» **TASK PROMPT**:
Exactly repeat all the records below, omitting the images they hold.

— Begin DATASET ROWS —

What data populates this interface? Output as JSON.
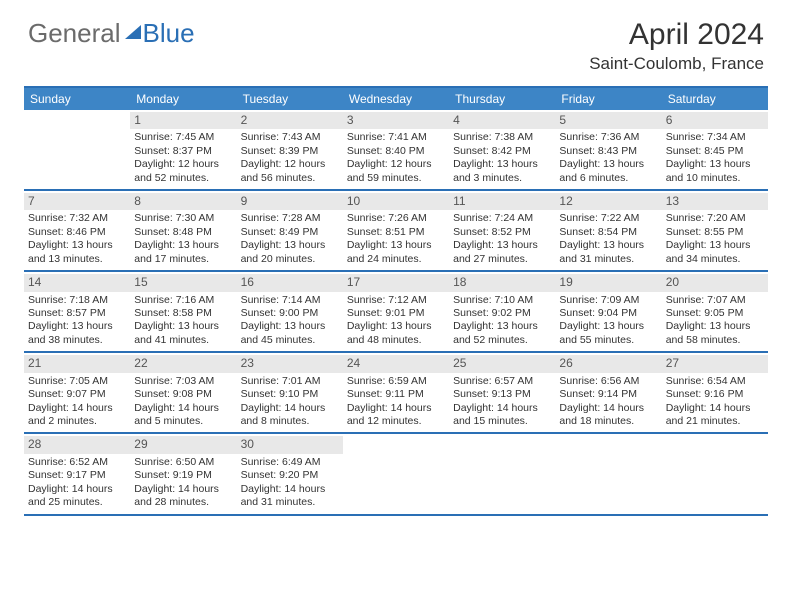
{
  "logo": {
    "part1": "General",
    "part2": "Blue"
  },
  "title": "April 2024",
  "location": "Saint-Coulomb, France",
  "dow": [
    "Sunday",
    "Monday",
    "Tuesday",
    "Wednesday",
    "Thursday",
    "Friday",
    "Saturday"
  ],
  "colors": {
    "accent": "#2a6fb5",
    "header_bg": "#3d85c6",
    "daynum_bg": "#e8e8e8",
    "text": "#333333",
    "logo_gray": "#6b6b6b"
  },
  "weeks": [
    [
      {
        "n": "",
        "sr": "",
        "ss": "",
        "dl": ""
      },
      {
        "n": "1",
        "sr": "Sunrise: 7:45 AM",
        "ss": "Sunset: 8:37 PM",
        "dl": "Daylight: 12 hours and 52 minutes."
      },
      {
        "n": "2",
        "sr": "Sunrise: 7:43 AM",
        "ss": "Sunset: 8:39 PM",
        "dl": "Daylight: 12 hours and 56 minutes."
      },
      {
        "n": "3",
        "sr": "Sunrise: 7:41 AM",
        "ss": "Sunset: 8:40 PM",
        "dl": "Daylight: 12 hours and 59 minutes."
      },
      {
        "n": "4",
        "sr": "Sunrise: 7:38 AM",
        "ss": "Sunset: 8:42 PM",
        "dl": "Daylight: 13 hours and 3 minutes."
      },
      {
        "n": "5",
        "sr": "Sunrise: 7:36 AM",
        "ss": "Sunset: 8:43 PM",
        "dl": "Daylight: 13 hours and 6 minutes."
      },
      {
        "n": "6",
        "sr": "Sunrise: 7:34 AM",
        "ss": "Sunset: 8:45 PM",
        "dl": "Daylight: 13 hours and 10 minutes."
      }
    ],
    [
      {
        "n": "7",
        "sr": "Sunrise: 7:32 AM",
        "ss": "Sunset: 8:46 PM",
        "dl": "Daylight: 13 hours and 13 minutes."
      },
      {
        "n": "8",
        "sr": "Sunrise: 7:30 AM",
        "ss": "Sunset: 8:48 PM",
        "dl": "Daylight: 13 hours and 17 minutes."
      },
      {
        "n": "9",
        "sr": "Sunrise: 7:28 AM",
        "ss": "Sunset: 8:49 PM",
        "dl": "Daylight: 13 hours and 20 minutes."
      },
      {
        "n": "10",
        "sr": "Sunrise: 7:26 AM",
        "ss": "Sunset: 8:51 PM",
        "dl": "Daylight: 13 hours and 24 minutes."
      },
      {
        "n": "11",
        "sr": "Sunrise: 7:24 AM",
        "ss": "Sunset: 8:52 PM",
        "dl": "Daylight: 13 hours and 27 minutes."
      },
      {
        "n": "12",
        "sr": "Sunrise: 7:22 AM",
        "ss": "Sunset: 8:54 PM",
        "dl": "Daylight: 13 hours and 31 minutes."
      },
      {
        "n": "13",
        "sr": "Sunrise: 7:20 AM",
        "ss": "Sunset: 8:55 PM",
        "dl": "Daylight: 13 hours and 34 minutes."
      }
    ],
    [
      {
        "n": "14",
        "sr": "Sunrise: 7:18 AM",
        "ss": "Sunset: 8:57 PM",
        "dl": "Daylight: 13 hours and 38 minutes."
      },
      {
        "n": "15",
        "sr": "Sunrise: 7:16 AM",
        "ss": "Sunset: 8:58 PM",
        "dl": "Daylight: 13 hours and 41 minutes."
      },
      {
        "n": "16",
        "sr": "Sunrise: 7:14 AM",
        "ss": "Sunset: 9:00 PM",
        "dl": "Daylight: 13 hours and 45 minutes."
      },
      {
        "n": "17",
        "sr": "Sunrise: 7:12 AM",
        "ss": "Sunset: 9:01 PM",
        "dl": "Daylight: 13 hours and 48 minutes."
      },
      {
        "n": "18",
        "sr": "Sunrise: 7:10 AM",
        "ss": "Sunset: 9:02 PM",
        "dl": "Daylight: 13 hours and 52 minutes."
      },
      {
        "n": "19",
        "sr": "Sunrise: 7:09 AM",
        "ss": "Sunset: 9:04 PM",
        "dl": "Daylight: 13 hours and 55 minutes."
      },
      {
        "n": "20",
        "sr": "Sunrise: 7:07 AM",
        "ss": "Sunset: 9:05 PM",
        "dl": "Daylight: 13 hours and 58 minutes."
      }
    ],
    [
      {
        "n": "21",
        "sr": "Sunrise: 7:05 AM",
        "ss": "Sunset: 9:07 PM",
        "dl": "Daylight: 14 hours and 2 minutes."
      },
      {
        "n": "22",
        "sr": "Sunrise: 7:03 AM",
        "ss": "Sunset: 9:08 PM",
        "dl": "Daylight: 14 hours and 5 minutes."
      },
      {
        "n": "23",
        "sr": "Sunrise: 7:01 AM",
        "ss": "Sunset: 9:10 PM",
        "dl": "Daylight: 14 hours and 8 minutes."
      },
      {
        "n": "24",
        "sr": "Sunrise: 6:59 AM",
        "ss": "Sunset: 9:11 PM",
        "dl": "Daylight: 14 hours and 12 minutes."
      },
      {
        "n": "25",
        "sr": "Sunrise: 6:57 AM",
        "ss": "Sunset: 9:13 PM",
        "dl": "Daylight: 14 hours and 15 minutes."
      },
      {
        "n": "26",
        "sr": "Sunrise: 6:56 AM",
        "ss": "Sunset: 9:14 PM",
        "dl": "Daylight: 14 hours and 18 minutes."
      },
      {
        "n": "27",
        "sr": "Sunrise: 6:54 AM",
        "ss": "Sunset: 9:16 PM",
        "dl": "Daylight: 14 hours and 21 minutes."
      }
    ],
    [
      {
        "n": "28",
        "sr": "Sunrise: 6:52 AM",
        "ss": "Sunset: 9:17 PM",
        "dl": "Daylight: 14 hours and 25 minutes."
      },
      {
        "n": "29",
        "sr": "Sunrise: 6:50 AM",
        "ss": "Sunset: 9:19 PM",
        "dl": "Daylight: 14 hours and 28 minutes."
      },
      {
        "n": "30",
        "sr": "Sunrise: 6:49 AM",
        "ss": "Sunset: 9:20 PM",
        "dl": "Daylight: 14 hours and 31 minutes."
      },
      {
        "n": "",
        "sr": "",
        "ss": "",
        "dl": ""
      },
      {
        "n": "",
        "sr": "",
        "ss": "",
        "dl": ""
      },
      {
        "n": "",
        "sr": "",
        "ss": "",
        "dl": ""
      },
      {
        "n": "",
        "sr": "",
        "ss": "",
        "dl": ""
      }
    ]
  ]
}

— End DATASET ROWS —

» **FULL OUTPUT**:
What data populates this interface? Output as JSON.
{
  "logo": {
    "part1": "General",
    "part2": "Blue"
  },
  "title": "April 2024",
  "location": "Saint-Coulomb, France",
  "dow": [
    "Sunday",
    "Monday",
    "Tuesday",
    "Wednesday",
    "Thursday",
    "Friday",
    "Saturday"
  ],
  "colors": {
    "accent": "#2a6fb5",
    "header_bg": "#3d85c6",
    "daynum_bg": "#e8e8e8",
    "text": "#333333",
    "logo_gray": "#6b6b6b"
  },
  "weeks": [
    [
      {
        "n": "",
        "sr": "",
        "ss": "",
        "dl": ""
      },
      {
        "n": "1",
        "sr": "Sunrise: 7:45 AM",
        "ss": "Sunset: 8:37 PM",
        "dl": "Daylight: 12 hours and 52 minutes."
      },
      {
        "n": "2",
        "sr": "Sunrise: 7:43 AM",
        "ss": "Sunset: 8:39 PM",
        "dl": "Daylight: 12 hours and 56 minutes."
      },
      {
        "n": "3",
        "sr": "Sunrise: 7:41 AM",
        "ss": "Sunset: 8:40 PM",
        "dl": "Daylight: 12 hours and 59 minutes."
      },
      {
        "n": "4",
        "sr": "Sunrise: 7:38 AM",
        "ss": "Sunset: 8:42 PM",
        "dl": "Daylight: 13 hours and 3 minutes."
      },
      {
        "n": "5",
        "sr": "Sunrise: 7:36 AM",
        "ss": "Sunset: 8:43 PM",
        "dl": "Daylight: 13 hours and 6 minutes."
      },
      {
        "n": "6",
        "sr": "Sunrise: 7:34 AM",
        "ss": "Sunset: 8:45 PM",
        "dl": "Daylight: 13 hours and 10 minutes."
      }
    ],
    [
      {
        "n": "7",
        "sr": "Sunrise: 7:32 AM",
        "ss": "Sunset: 8:46 PM",
        "dl": "Daylight: 13 hours and 13 minutes."
      },
      {
        "n": "8",
        "sr": "Sunrise: 7:30 AM",
        "ss": "Sunset: 8:48 PM",
        "dl": "Daylight: 13 hours and 17 minutes."
      },
      {
        "n": "9",
        "sr": "Sunrise: 7:28 AM",
        "ss": "Sunset: 8:49 PM",
        "dl": "Daylight: 13 hours and 20 minutes."
      },
      {
        "n": "10",
        "sr": "Sunrise: 7:26 AM",
        "ss": "Sunset: 8:51 PM",
        "dl": "Daylight: 13 hours and 24 minutes."
      },
      {
        "n": "11",
        "sr": "Sunrise: 7:24 AM",
        "ss": "Sunset: 8:52 PM",
        "dl": "Daylight: 13 hours and 27 minutes."
      },
      {
        "n": "12",
        "sr": "Sunrise: 7:22 AM",
        "ss": "Sunset: 8:54 PM",
        "dl": "Daylight: 13 hours and 31 minutes."
      },
      {
        "n": "13",
        "sr": "Sunrise: 7:20 AM",
        "ss": "Sunset: 8:55 PM",
        "dl": "Daylight: 13 hours and 34 minutes."
      }
    ],
    [
      {
        "n": "14",
        "sr": "Sunrise: 7:18 AM",
        "ss": "Sunset: 8:57 PM",
        "dl": "Daylight: 13 hours and 38 minutes."
      },
      {
        "n": "15",
        "sr": "Sunrise: 7:16 AM",
        "ss": "Sunset: 8:58 PM",
        "dl": "Daylight: 13 hours and 41 minutes."
      },
      {
        "n": "16",
        "sr": "Sunrise: 7:14 AM",
        "ss": "Sunset: 9:00 PM",
        "dl": "Daylight: 13 hours and 45 minutes."
      },
      {
        "n": "17",
        "sr": "Sunrise: 7:12 AM",
        "ss": "Sunset: 9:01 PM",
        "dl": "Daylight: 13 hours and 48 minutes."
      },
      {
        "n": "18",
        "sr": "Sunrise: 7:10 AM",
        "ss": "Sunset: 9:02 PM",
        "dl": "Daylight: 13 hours and 52 minutes."
      },
      {
        "n": "19",
        "sr": "Sunrise: 7:09 AM",
        "ss": "Sunset: 9:04 PM",
        "dl": "Daylight: 13 hours and 55 minutes."
      },
      {
        "n": "20",
        "sr": "Sunrise: 7:07 AM",
        "ss": "Sunset: 9:05 PM",
        "dl": "Daylight: 13 hours and 58 minutes."
      }
    ],
    [
      {
        "n": "21",
        "sr": "Sunrise: 7:05 AM",
        "ss": "Sunset: 9:07 PM",
        "dl": "Daylight: 14 hours and 2 minutes."
      },
      {
        "n": "22",
        "sr": "Sunrise: 7:03 AM",
        "ss": "Sunset: 9:08 PM",
        "dl": "Daylight: 14 hours and 5 minutes."
      },
      {
        "n": "23",
        "sr": "Sunrise: 7:01 AM",
        "ss": "Sunset: 9:10 PM",
        "dl": "Daylight: 14 hours and 8 minutes."
      },
      {
        "n": "24",
        "sr": "Sunrise: 6:59 AM",
        "ss": "Sunset: 9:11 PM",
        "dl": "Daylight: 14 hours and 12 minutes."
      },
      {
        "n": "25",
        "sr": "Sunrise: 6:57 AM",
        "ss": "Sunset: 9:13 PM",
        "dl": "Daylight: 14 hours and 15 minutes."
      },
      {
        "n": "26",
        "sr": "Sunrise: 6:56 AM",
        "ss": "Sunset: 9:14 PM",
        "dl": "Daylight: 14 hours and 18 minutes."
      },
      {
        "n": "27",
        "sr": "Sunrise: 6:54 AM",
        "ss": "Sunset: 9:16 PM",
        "dl": "Daylight: 14 hours and 21 minutes."
      }
    ],
    [
      {
        "n": "28",
        "sr": "Sunrise: 6:52 AM",
        "ss": "Sunset: 9:17 PM",
        "dl": "Daylight: 14 hours and 25 minutes."
      },
      {
        "n": "29",
        "sr": "Sunrise: 6:50 AM",
        "ss": "Sunset: 9:19 PM",
        "dl": "Daylight: 14 hours and 28 minutes."
      },
      {
        "n": "30",
        "sr": "Sunrise: 6:49 AM",
        "ss": "Sunset: 9:20 PM",
        "dl": "Daylight: 14 hours and 31 minutes."
      },
      {
        "n": "",
        "sr": "",
        "ss": "",
        "dl": ""
      },
      {
        "n": "",
        "sr": "",
        "ss": "",
        "dl": ""
      },
      {
        "n": "",
        "sr": "",
        "ss": "",
        "dl": ""
      },
      {
        "n": "",
        "sr": "",
        "ss": "",
        "dl": ""
      }
    ]
  ]
}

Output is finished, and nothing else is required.